Requirement 1:
In the text on creation and purpose, what motto do some people live by?
Requirement 2:
According to the text on creation and purpose, why did God create mankind, and why did He send His Son?
Requirement 3:
Copy word for word the stretch of the text on creation and purpose from "Does the Christian" through "people for Himself.".

Document section:
Creation and purpose

“Who am I?  Why am I here?  Where am I going?”  These are eternal questions that we all ask at some stage in our life.  For many people life is defined by the pursuit of happiness.  For others their motto is, “The person who dies with the most toys wins!”  Even Charlie Brown and Lucy, in one of Charles Shultz’ cartoons debate this question.  Lucy says to Charlie Brown, “I’m intrigued by this view you have on the purpose of life, Charlie Brown … You say we’re put here on earth to make others happy?”  Charlie Brown answers, “That’s right.”  The next frame shows the two of them in deep thought.  Lucy eventually asks, “What are the others put here for?”


What is the purpose of life for the person who doesn’t believe in a Creator God?  One such person, Jean-Paul Satré, wrote that “Every existent is born without reason, prolongs itself out of weakness and dies by chance.”  As Albert Mohler writes, “For the atheist … Life is a cosmic accident, morality is an arbitrary game by which we order our lives, and meaning is non-existent. As Oxford University’s Professor Richard Dawkins explains, human life is nothing more than a way for selfish genes to multiply and reproduce. There is no meaning or dignity to humanity.”

Does the Christian who believes in a Creator God have purpose on this planet?  In the Scriptures we read that the LORD said that, “everyone who is called by my name, whom I created for my glory, whom I formed and made” (Isaiah 43:7).   God, by His own sovereign free choice, chose to create mankind to enjoy and reflect His glory (Revelation 4:11).  When mankind rebelled against Him He sent His Son to redeem a people for Himself.

Information shown:
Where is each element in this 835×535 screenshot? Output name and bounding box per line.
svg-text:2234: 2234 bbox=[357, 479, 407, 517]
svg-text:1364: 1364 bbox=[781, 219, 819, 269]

Answer space 1:
"The person who dies with the most toys wins!"

Answer space 2:
God, by His own sovereign free choice, created mankind to enjoy and reflect His glory. When mankind rebelled against Him, He sent His Son to redeem a people for Himself.

Answer space 3:
Does the Christian who believes in a Creator God have purpose on this planet?  In the Scriptures we read that the LORD said that, “everyone who is called by my name, whom I created for my glory, whom I formed and made” (Isaiah 43:7).   God, by His own sovereign free choice, chose to create mankind to enjoy and reflect His glory (Revelation 4:11).  When mankind rebelled against Him He sent His Son to redeem a people for Himself.